To do: Copy out the material verbatim, from its first line through the line containing "vertex-q2: Q [762, 285, 807, 350]", both ends included.

(Layout dataset entries)
※

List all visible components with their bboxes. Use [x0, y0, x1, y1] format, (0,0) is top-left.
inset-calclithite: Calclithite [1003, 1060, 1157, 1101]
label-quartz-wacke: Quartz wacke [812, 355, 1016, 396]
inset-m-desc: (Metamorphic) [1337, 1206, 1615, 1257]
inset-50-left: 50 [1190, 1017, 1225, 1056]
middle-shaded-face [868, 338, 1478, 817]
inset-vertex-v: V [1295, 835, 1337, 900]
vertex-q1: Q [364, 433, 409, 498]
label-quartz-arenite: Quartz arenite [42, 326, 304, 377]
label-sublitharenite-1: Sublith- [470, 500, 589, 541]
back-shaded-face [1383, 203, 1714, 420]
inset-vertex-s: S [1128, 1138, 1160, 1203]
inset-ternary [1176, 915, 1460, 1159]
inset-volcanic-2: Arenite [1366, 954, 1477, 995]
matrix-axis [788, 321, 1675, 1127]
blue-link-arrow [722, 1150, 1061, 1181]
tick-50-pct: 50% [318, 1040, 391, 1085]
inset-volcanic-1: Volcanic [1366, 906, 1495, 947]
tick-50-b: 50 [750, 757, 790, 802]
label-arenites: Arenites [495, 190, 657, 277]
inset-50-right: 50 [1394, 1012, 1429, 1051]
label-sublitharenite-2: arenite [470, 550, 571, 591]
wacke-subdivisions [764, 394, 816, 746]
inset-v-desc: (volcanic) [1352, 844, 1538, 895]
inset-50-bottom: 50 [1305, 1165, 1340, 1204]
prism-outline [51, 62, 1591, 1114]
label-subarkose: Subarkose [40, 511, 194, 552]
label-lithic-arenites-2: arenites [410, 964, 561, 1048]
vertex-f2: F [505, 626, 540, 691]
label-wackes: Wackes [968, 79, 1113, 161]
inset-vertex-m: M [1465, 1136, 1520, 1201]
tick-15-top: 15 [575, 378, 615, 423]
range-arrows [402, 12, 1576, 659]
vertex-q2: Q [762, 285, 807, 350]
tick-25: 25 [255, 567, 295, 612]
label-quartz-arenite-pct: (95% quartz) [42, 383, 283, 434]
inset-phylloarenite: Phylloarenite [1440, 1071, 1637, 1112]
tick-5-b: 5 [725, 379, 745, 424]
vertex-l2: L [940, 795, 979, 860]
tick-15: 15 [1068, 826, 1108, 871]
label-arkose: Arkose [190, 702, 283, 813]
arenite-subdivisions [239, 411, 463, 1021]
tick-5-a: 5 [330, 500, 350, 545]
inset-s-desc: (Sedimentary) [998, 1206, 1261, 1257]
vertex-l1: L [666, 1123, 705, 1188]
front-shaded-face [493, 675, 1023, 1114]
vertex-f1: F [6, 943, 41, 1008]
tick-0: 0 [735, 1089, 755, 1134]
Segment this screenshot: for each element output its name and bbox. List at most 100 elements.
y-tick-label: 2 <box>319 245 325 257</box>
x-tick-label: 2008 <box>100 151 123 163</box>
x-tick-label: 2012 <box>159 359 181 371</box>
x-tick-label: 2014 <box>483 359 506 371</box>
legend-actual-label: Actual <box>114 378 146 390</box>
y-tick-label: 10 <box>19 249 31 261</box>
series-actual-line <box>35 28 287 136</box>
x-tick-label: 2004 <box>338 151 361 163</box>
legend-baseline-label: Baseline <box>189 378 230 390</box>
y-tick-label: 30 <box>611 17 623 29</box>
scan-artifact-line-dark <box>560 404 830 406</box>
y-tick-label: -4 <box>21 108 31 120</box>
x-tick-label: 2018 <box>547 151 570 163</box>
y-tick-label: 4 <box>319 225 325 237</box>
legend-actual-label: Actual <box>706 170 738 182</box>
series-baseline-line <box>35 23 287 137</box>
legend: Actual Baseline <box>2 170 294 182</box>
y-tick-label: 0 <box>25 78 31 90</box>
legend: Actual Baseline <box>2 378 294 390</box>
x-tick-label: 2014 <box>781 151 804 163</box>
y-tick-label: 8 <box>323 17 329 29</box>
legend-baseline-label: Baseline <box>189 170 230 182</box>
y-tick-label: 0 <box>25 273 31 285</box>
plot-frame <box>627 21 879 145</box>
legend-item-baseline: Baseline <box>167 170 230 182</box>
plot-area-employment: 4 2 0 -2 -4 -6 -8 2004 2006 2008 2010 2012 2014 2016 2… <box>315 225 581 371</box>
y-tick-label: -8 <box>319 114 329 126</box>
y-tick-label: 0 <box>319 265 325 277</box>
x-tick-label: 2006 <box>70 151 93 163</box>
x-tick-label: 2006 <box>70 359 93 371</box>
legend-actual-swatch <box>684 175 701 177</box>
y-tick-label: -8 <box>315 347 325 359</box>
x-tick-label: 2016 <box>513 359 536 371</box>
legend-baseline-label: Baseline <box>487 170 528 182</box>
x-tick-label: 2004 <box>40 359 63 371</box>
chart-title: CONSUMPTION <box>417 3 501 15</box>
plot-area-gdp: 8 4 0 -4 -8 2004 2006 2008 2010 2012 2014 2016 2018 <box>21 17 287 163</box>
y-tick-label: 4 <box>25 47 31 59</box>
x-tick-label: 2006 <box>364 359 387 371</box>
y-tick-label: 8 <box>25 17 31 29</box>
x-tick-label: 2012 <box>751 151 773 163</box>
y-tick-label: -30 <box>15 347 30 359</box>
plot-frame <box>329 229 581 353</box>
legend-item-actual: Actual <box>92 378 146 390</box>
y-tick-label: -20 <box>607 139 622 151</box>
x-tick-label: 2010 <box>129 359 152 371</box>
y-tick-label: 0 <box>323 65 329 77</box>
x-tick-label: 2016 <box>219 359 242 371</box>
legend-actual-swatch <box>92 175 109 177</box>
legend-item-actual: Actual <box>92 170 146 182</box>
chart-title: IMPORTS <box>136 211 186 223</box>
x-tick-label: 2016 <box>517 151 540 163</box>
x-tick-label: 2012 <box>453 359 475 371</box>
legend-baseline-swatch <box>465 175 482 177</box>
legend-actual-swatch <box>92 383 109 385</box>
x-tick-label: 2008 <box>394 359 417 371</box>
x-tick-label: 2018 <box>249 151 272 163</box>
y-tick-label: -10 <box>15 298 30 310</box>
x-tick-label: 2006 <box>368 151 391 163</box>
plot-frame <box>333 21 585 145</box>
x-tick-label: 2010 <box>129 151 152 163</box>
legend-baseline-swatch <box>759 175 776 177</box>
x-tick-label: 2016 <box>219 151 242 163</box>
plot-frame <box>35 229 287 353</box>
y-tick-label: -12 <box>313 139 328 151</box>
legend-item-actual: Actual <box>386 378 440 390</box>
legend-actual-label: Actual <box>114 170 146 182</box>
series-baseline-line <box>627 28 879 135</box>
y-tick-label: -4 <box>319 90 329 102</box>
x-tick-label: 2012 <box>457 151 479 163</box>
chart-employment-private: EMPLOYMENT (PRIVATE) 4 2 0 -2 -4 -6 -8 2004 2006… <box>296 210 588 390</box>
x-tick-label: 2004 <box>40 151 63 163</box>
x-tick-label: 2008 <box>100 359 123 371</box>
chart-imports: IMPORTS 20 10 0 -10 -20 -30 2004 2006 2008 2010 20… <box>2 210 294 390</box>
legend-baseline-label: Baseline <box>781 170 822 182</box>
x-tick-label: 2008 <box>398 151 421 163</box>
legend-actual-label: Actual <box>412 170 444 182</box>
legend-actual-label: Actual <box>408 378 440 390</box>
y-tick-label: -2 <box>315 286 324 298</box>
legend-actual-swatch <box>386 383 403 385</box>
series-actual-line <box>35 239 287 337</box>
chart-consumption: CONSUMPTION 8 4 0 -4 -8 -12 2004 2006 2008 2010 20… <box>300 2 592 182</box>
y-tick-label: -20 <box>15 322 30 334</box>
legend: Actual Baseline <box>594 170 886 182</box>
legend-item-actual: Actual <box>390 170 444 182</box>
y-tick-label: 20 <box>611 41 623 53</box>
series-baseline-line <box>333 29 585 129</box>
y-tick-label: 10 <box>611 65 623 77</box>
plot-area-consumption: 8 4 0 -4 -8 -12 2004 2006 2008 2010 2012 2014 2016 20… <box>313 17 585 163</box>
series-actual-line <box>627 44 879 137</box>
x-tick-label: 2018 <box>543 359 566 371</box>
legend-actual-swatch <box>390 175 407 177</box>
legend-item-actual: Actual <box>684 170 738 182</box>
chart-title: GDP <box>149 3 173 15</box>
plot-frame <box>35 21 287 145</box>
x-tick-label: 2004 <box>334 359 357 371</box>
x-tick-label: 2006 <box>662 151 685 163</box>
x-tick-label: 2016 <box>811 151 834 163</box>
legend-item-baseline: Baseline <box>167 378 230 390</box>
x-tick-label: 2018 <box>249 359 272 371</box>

※

Written solution:
List all visible components with their bboxes. Use [x0, y0, x1, y1] format, (0,0) is top-left.
inset-calclithite: Calclithite [1003, 1060, 1157, 1101]
label-quartz-wacke: Quartz wacke [812, 355, 1016, 396]
inset-m-desc: (Metamorphic) [1337, 1206, 1615, 1257]
inset-50-left: 50 [1190, 1017, 1225, 1056]
middle-shaded-face [868, 338, 1478, 817]
inset-vertex-v: V [1295, 835, 1337, 900]
vertex-q1: Q [364, 433, 409, 498]
label-quartz-arenite: Quartz arenite [42, 326, 304, 377]
label-sublitharenite-1: Sublith- [470, 500, 589, 541]
back-shaded-face [1383, 203, 1714, 420]
inset-vertex-s: S [1128, 1138, 1160, 1203]
inset-ternary [1176, 915, 1460, 1159]
inset-volcanic-2: Arenite [1366, 954, 1477, 995]
matrix-axis [788, 321, 1675, 1127]
blue-link-arrow [722, 1150, 1061, 1181]
tick-50-pct: 50% [318, 1040, 391, 1085]
inset-volcanic-1: Volcanic [1366, 906, 1495, 947]
tick-50-b: 50 [750, 757, 790, 802]
label-arenites: Arenites [495, 190, 657, 277]
inset-50-right: 50 [1394, 1012, 1429, 1051]
label-sublitharenite-2: arenite [470, 550, 571, 591]
wacke-subdivisions [764, 394, 816, 746]
inset-v-desc: (volcanic) [1352, 844, 1538, 895]
inset-50-bottom: 50 [1305, 1165, 1340, 1204]
prism-outline [51, 62, 1591, 1114]
label-subarkose: Subarkose [40, 511, 194, 552]
label-lithic-arenites-2: arenites [410, 964, 561, 1048]
vertex-f2: F [505, 626, 540, 691]
label-wackes: Wackes [968, 79, 1113, 161]
inset-vertex-m: M [1465, 1136, 1520, 1201]
tick-15-top: 15 [575, 378, 615, 423]
range-arrows [402, 12, 1576, 659]
vertex-q2: Q [762, 285, 807, 350]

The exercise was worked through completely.